-- start Given information --

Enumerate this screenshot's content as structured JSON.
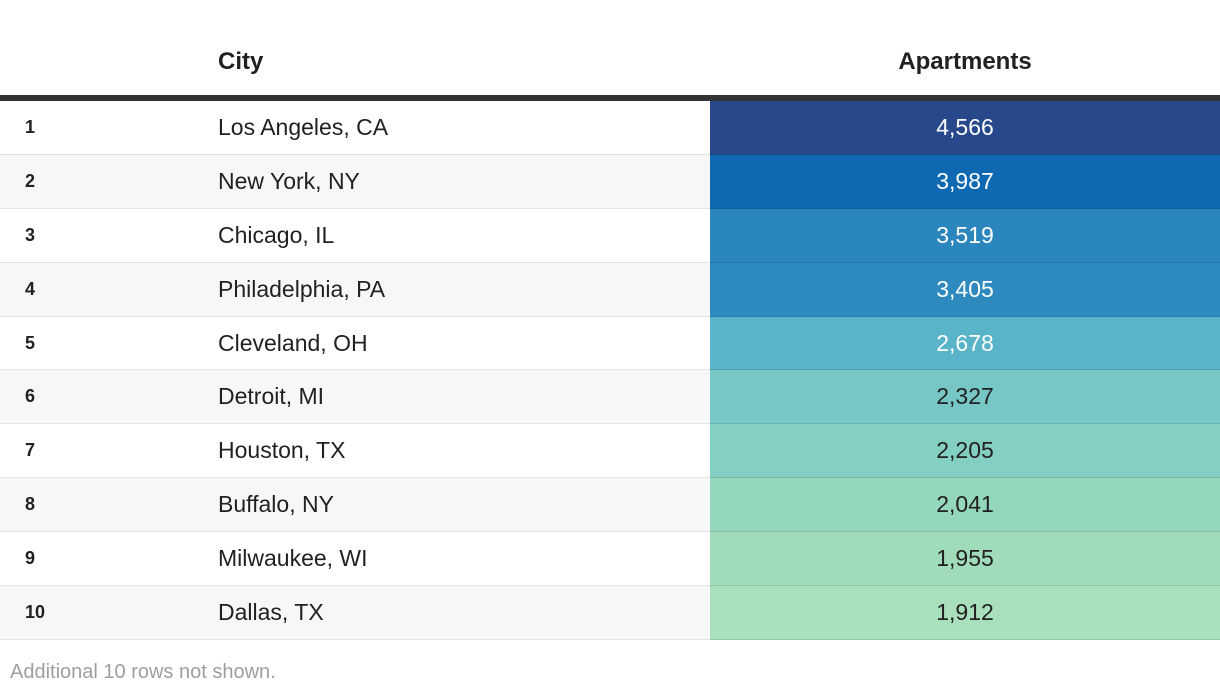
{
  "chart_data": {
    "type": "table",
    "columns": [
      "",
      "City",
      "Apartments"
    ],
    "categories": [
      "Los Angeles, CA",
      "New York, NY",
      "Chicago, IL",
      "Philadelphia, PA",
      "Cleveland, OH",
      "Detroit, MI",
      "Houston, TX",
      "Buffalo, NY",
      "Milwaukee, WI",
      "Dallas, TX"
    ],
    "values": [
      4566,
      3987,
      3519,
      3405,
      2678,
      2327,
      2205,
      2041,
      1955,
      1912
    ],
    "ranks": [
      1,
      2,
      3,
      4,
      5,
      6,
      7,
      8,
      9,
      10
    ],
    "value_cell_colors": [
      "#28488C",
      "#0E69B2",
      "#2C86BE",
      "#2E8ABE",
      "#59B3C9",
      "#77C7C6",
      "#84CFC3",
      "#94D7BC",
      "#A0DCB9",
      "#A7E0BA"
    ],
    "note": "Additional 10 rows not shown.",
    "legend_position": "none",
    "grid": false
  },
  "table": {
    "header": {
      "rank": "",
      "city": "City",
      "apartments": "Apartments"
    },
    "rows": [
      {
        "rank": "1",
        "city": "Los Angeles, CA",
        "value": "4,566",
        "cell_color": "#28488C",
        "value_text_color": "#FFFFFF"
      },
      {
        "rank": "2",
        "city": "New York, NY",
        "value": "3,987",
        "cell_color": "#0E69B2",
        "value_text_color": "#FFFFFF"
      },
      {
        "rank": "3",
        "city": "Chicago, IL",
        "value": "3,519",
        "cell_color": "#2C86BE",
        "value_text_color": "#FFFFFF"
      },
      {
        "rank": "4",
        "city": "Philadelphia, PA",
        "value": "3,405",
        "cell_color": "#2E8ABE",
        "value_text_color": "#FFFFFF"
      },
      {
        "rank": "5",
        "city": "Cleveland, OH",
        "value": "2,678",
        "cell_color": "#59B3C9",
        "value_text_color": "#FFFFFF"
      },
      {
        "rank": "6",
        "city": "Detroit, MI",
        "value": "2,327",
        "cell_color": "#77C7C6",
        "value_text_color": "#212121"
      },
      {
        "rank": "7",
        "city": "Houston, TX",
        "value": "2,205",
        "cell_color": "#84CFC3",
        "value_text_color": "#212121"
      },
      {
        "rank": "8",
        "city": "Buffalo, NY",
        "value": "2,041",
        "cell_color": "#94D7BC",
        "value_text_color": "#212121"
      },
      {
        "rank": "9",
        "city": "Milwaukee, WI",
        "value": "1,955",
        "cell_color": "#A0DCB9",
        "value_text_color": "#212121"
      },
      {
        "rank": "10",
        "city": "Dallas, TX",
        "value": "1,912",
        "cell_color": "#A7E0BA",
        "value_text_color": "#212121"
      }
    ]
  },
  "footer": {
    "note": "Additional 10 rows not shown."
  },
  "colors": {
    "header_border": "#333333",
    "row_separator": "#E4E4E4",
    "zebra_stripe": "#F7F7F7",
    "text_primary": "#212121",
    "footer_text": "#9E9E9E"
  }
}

-- end Given information --

Requirement = From the entries above, copy every line containing the word "shown".

Task response =
    "note": "Additional 10 rows not shown.",
    "note": "Additional 10 rows not shown."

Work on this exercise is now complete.